**Task to complete**
Track down each line that has the word "only" and copy it.

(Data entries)
====

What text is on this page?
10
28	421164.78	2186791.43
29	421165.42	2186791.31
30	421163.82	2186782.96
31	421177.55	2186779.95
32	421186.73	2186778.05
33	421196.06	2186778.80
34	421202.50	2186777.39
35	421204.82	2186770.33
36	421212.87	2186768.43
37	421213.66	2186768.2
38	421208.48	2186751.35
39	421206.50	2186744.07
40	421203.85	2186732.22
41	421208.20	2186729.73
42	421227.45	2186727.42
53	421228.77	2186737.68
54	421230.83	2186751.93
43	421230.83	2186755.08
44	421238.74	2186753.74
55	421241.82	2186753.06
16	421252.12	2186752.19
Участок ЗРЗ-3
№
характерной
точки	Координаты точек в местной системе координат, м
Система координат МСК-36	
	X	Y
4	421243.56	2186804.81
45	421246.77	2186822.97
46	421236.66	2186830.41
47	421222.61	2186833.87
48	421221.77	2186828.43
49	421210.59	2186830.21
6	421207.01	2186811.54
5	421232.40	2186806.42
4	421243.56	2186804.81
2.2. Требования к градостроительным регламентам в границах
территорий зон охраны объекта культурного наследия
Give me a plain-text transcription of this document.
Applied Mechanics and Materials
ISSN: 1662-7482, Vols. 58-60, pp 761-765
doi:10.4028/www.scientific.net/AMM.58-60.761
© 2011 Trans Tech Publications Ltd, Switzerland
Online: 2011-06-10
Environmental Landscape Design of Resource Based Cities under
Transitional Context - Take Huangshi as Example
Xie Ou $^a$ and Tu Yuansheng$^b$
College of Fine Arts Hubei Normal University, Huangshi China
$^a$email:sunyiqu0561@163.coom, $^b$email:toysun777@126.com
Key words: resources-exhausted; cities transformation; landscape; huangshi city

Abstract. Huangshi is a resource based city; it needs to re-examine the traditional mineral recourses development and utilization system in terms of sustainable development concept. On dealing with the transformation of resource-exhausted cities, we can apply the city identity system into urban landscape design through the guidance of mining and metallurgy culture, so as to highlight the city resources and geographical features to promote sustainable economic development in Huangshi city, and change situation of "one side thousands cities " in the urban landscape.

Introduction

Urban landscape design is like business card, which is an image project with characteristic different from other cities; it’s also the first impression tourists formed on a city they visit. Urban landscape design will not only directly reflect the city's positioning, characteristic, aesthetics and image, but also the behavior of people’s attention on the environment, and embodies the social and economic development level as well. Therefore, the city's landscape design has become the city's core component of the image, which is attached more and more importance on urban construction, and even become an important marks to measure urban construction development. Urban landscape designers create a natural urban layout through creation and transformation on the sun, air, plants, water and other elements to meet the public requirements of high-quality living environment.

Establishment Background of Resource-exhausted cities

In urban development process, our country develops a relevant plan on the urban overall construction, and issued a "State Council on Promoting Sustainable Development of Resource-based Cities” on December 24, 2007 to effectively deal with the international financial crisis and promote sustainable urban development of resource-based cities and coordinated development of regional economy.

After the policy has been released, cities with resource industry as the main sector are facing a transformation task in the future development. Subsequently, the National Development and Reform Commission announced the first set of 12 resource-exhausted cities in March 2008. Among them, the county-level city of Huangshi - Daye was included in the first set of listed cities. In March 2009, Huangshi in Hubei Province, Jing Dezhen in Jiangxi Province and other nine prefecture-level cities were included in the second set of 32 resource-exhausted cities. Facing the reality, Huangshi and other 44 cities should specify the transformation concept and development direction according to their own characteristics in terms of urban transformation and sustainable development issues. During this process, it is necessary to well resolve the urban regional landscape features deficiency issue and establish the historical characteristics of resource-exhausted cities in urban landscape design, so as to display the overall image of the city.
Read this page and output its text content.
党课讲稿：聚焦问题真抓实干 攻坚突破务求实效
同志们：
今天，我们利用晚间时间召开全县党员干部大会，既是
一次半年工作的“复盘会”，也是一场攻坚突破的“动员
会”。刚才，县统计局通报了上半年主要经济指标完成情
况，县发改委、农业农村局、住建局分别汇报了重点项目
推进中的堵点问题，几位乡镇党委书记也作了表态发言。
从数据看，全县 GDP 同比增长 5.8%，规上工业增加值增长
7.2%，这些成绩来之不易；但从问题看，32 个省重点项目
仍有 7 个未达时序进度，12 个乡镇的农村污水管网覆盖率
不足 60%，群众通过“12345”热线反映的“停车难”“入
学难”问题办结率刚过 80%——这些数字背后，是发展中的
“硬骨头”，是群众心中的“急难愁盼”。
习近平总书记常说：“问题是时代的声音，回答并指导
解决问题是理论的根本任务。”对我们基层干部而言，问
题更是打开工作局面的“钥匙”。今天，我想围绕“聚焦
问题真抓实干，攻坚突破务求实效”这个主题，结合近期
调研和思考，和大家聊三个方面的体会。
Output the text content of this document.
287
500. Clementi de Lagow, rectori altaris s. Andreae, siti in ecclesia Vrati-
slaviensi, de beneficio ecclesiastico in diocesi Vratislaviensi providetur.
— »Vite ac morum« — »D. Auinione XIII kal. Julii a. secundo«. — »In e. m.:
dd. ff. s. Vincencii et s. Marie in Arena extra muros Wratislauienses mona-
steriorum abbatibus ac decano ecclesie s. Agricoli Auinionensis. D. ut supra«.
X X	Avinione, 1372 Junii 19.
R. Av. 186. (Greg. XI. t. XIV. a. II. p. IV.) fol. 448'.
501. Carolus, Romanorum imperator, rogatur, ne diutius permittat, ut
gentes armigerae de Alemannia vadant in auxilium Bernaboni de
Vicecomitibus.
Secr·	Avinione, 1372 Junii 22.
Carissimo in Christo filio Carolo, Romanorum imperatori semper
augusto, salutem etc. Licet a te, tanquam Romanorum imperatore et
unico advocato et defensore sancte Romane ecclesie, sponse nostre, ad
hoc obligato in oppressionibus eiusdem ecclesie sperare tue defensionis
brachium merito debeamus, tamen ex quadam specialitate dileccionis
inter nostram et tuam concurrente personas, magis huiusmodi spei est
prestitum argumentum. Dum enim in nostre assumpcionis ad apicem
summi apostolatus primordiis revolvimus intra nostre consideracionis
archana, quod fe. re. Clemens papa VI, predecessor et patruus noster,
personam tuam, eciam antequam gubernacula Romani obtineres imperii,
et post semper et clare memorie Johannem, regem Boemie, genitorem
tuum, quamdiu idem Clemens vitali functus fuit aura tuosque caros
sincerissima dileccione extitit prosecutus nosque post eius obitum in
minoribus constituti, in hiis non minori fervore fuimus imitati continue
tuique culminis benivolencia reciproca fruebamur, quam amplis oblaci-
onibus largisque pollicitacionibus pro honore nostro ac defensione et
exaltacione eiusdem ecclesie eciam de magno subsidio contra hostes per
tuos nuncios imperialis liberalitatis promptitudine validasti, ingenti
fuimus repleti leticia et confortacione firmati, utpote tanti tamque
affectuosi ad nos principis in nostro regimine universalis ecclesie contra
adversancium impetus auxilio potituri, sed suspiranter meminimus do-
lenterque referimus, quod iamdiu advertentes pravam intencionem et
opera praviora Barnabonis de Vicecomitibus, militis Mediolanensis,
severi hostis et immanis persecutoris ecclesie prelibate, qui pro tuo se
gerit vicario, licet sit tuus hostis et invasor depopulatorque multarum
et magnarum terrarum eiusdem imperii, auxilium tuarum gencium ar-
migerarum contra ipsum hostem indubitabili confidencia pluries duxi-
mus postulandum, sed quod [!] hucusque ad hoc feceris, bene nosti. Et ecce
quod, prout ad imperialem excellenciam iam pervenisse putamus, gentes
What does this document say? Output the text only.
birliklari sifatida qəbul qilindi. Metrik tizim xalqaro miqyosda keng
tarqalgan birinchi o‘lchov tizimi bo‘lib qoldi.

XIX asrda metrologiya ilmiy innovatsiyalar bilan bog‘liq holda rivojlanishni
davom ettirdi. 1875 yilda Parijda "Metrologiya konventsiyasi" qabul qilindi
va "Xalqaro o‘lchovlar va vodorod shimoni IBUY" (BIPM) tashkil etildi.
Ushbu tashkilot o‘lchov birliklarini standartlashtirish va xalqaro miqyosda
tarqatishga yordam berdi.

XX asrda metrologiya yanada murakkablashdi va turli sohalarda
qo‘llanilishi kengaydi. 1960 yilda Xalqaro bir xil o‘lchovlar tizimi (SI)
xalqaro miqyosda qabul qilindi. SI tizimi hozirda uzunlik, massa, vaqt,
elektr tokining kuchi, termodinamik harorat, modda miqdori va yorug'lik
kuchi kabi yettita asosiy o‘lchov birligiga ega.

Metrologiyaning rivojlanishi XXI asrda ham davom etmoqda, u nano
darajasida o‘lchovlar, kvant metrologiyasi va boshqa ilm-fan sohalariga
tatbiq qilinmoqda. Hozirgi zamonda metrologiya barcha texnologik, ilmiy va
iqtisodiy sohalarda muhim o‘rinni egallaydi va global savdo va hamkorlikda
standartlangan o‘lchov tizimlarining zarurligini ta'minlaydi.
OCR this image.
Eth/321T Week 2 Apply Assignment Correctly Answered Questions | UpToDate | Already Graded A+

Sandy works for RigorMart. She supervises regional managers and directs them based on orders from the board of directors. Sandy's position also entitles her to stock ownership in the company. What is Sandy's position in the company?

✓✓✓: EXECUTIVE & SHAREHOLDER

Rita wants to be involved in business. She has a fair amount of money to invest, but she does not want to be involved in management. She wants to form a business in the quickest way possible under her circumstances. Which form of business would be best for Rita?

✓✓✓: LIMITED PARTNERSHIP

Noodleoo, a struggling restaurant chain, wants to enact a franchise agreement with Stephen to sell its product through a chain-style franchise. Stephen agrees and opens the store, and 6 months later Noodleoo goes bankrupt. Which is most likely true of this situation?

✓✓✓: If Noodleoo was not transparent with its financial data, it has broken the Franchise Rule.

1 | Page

====

**Solution to the problem**
Urban landscape design is like business card, which is an image project with characteristic different from other cities; it’s also the first impression tourists formed on a city they visit. Urban landscape design will not only directly reflect the city's positioning, characteristic, aesthetics and image, but also the behavior of people’s attention on the environment, and embodies the social and economic development level as well. Therefore, the city's landscape design has become the city's core component of the image, which is attached more and more importance on urban construction, and even become an important marks to measure urban construction development. Urban landscape designers create a natural urban layout through creation and transformation on the sun, air, plants, water and other elements to meet the public requirements of high-quality living environment.
What does this document say? Output the text only.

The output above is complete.